[BEGIN Exercise inputs]

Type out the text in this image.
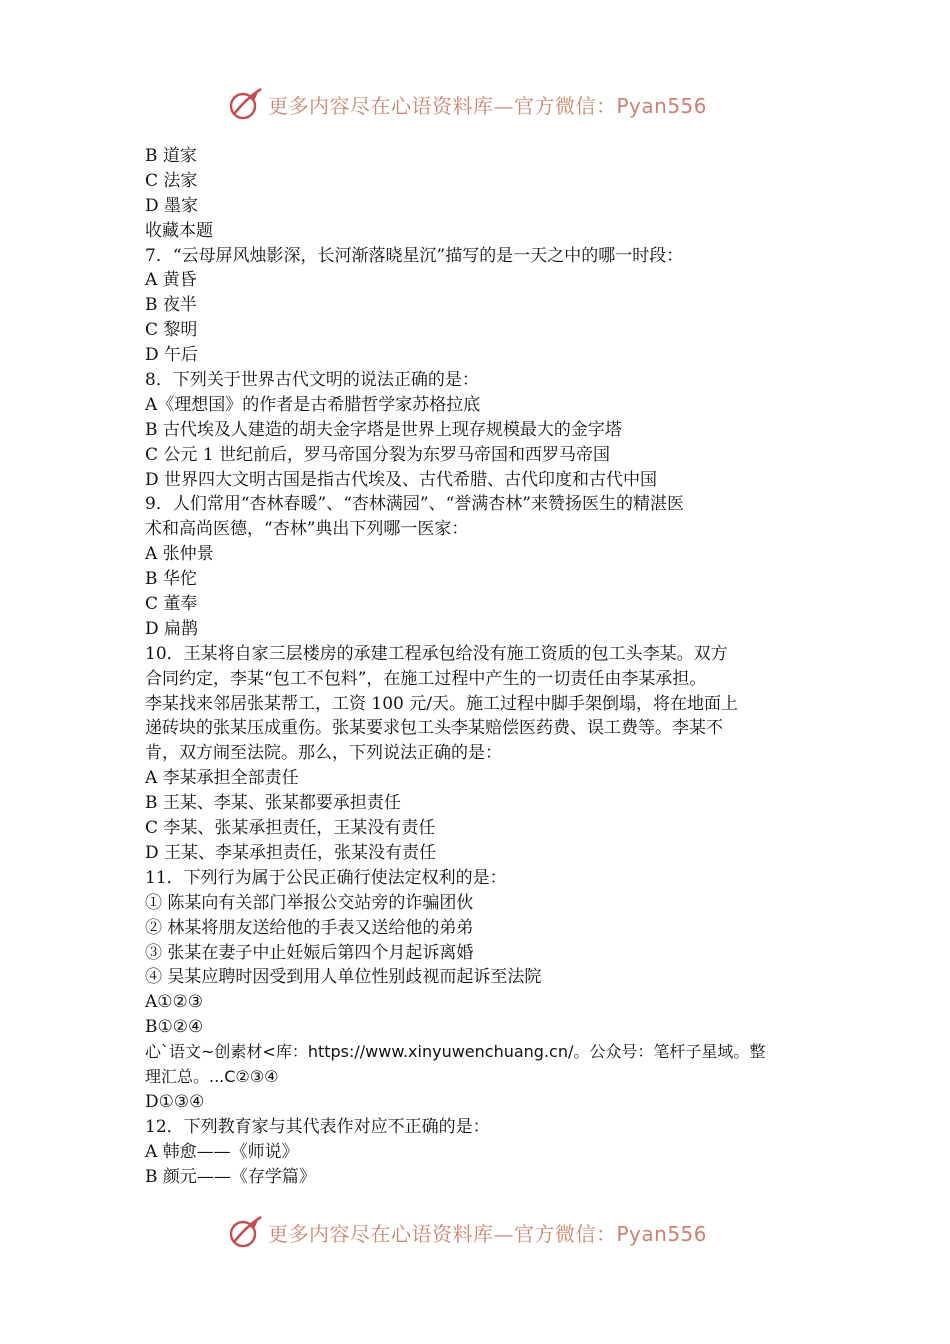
更多内容尽在心语资料库—官方微信：Pyan556
B 道家
C 法家
D 墨家
收藏本题
7．“云母屏风烛影深，长河渐落晓星沉”描写的是一天之中的哪一时段：
A 黄昏
B 夜半
C 黎明
D 午后
8．下列关于世界古代文明的说法正确的是：
A《理想国》的作者是古希腊哲学家苏格拉底
B 古代埃及人建造的胡夫金字塔是世界上现存规模最大的金字塔
C 公元 1 世纪前后，罗马帝国分裂为东罗马帝国和西罗马帝国
D 世界四大文明古国是指古代埃及、古代希腊、古代印度和古代中国
9．人们常用“杏林春暖”、“杏林满园”、“誉满杏林”来赞扬医生的精湛医
术和高尚医德，“杏林”典出下列哪一医家：
A 张仲景
B 华佗
C 董奉
D 扁鹊
10．王某将自家三层楼房的承建工程承包给没有施工资质的包工头李某。双方
合同约定，李某“包工不包料”，在施工过程中产生的一切责任由李某承担。
李某找来邻居张某帮工，工资 100 元/天。施工过程中脚手架倒塌，将在地面上
递砖块的张某压成重伤。张某要求包工头李某赔偿医药费、误工费等。李某不
肯，双方闹至法院。那么，下列说法正确的是：
A 李某承担全部责任
B 王某、李某、张某都要承担责任
C 李某、张某承担责任，王某没有责任
D 王某、李某承担责任，张某没有责任
11．下列行为属于公民正确行使法定权利的是：
① 陈某向有关部门举报公交站旁的诈骗团伙
② 林某将朋友送给他的手表又送给他的弟弟
③ 张某在妻子中止妊娠后第四个月起诉离婚
④ 吴某应聘时因受到用人单位性别歧视而起诉至法院
A①②③
B①②④
心`语文~创素材<库：https://www.xinyuwenchuang.cn/。公众号：笔杆子星域。整
理汇总。...C②③④
D①③④
12．下列教育家与其代表作对应不正确的是：
A 韩愈——《师说》
B 颜元——《存学篇》
更多内容尽在心语资料库—官方微信：Pyan556
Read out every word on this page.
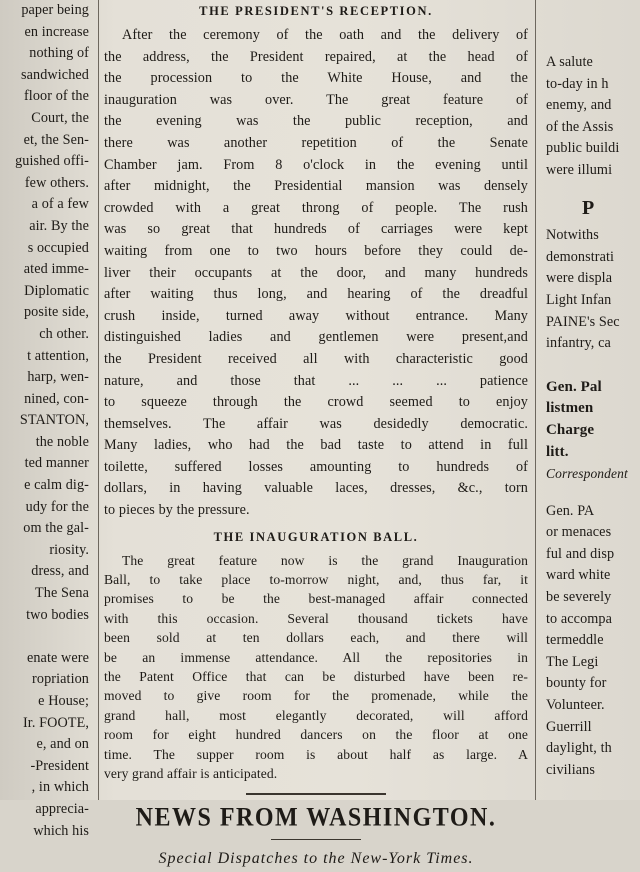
paper being
en increase
nothing of
sandwiched
floor of the
Court, the
et, the Sen-
guished offi-
few others.
a of a few
air. By the
s occupied
ated imme-
Diplomatic
posite side,
ch other.
t attention,
harp, wen-
nined, con-
STANTON,
the noble
ted manner
e calm dig-
udy for the
om the gal-
riosity.
dress, and
The Sena
two bodies
enate were
ropriation
e House;
Ir. FOOTE,
e, and on
-President
, in which
apprecia-
which his
THE PRESIDENT'S RECEPTION.
After the ceremony of the oath and the delivery of
the address, the President repaired, at the head of
the procession to the White House, and the
inauguration was over. The great feature of
the evening was the public reception, and
there was another repetition of the Senate
Chamber jam. From 8 o'clock in the evening until
after midnight, the Presidential mansion was densely
crowded with a great throng of people. The rush
was so great that hundreds of carriages were kept
waiting from one to two hours before they could de-
liver their occupants at the door, and many hundreds
after waiting thus long, and hearing of the dreadful
crush inside, turned away without entrance. Many
distinguished ladies and gentlemen were present,and
the President received all with characteristic good
nature, and those that ... ... ... patience
to squeeze through the crowd seemed to enjoy
themselves. The affair was desidedly democratic.
Many ladies, who had the bad taste to attend in full
toilette, suffered losses amounting to hundreds of
dollars, in having valuable laces, dresses, &c., torn
to pieces by the pressure.
THE INAUGURATION BALL.
The great feature now is the grand Inauguration
Ball, to take place to-morrow night, and, thus far, it
promises to be the best-managed affair connected
with this occasion. Several thousand tickets have
been sold at ten dollars each, and there will
be an immense attendance. All the repositories in
the Patent Office that can be disturbed have been re-
moved to give room for the promenade, while the
grand hall, most elegantly decorated, will afford
room for eight hundred dancers on the floor at one
time. The supper room is about half as large. A
very grand affair is anticipated.
NEWS FROM WASHINGTON.
Special Dispatches to the New-York Times.
A salute
to-day in h
enemy, and
of the Assis
public buildi
were illumi
P
Notwiths
demonstrati
were displa
Light Infan
PAINE's Sec
infantry, ca
Gen. Pal
listmen
Charge
litt.
Correspondent
Gen. PA
or menaces
ful and disp
ward white
be severely
to accompa
termeddle
The Legi
bounty for
Volunteer.
Guerrill
daylight, th
civilians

[END Exercise inputs]

• What to work on
Copy out each line of the entries that holds "dollars".

• Result of this task
dollars, in having valuable laces, dresses, &c., torn
been sold at ten dollars each, and there will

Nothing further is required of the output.